*Given data*:
....

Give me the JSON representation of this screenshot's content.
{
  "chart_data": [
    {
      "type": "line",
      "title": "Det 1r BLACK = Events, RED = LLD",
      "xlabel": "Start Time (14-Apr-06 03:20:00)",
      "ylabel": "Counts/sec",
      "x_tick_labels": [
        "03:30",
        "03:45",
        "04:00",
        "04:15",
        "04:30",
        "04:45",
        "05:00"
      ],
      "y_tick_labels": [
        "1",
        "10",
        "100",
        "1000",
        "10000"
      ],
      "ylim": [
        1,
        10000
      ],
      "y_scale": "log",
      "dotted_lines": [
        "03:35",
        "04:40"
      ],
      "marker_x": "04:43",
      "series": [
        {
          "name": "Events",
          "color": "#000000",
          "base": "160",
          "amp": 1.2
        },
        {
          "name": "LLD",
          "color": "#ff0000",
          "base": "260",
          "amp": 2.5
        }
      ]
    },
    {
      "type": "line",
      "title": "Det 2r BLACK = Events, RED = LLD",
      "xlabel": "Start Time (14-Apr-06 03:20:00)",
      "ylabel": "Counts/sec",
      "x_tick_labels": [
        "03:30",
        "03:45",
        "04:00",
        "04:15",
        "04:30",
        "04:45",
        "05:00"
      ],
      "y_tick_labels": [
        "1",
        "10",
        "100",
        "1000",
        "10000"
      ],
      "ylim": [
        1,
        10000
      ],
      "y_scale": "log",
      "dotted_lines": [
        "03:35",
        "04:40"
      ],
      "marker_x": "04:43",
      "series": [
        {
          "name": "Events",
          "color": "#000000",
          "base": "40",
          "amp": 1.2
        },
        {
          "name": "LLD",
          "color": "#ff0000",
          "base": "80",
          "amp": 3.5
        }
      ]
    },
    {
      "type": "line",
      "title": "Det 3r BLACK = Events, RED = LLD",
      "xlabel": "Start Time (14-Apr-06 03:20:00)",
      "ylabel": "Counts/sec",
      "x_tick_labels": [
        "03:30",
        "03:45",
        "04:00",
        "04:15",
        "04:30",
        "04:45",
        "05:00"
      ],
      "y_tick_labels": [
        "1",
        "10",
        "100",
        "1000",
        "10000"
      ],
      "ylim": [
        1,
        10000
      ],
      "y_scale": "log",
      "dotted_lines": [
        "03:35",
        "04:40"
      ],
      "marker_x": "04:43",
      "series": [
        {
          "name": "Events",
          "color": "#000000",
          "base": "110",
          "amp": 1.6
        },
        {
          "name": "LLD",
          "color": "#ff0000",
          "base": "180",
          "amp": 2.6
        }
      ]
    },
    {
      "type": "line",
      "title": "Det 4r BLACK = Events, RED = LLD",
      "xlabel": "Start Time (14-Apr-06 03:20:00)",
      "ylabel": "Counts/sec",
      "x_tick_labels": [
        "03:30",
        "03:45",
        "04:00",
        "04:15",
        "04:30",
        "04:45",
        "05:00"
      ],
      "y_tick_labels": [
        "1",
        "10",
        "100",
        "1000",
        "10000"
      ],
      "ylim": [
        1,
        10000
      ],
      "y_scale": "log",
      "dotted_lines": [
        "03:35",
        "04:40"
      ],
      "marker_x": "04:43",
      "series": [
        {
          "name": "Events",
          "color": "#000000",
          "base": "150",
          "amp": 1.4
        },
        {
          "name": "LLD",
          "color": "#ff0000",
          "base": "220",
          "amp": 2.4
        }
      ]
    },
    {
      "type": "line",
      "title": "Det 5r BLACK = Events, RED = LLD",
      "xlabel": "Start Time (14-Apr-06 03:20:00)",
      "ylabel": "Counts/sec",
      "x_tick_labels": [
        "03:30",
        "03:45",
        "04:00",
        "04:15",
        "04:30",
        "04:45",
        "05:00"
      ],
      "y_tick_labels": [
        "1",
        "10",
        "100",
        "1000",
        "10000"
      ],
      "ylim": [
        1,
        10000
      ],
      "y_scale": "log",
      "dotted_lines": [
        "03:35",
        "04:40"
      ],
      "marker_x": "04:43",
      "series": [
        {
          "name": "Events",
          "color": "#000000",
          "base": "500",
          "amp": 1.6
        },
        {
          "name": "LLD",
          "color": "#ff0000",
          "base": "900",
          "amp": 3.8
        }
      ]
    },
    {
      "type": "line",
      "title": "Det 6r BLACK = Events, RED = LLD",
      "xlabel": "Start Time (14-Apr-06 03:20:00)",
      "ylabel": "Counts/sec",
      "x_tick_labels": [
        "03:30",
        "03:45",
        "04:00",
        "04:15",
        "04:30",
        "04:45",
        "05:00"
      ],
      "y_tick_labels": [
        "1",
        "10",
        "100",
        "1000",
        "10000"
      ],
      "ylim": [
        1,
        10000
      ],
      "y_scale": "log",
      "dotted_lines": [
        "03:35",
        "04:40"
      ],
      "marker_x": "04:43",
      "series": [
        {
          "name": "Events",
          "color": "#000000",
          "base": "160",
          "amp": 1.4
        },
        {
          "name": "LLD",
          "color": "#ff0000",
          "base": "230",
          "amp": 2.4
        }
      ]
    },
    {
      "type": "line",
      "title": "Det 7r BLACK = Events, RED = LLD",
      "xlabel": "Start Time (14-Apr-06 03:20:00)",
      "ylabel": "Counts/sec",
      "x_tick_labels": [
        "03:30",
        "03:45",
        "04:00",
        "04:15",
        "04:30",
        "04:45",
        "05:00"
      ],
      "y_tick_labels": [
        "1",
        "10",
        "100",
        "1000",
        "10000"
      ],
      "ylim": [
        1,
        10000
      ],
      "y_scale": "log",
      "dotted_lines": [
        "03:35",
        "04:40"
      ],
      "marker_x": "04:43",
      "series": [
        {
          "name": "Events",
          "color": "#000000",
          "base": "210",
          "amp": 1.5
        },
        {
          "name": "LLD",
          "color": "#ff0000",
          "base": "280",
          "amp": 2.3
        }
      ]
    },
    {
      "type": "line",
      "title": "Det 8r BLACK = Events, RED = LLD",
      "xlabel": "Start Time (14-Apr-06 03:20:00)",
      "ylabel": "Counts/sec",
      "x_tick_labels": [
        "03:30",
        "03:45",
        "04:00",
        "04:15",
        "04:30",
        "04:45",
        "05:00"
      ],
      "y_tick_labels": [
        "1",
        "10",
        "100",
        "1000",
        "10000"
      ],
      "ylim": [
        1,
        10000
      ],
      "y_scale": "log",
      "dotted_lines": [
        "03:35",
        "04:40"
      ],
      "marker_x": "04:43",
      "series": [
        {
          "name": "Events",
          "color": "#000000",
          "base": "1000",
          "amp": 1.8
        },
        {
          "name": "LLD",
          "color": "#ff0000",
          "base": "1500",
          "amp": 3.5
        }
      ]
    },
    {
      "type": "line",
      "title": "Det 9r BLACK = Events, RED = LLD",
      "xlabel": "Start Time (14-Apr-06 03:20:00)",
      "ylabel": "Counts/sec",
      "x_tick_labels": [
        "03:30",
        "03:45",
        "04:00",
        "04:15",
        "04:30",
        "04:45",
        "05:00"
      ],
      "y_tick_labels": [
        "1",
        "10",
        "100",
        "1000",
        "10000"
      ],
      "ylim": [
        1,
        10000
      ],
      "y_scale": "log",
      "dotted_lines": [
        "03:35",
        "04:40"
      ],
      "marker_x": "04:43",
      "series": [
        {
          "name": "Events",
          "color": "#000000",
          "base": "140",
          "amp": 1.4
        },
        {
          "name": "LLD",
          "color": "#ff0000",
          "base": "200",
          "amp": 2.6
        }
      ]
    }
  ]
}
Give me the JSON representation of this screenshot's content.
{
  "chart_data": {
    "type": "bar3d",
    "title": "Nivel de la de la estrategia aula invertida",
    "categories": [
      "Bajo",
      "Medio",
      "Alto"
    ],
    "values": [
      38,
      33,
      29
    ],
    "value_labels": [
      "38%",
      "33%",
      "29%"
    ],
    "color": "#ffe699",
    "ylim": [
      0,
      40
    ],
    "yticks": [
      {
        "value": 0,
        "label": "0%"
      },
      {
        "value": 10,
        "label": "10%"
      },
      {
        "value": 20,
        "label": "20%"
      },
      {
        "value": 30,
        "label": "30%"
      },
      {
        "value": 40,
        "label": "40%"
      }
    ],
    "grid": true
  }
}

....

*What is being asked*: Count every line in the preceding entries where the string "title" appears, then state only the total.

*Written response*: 10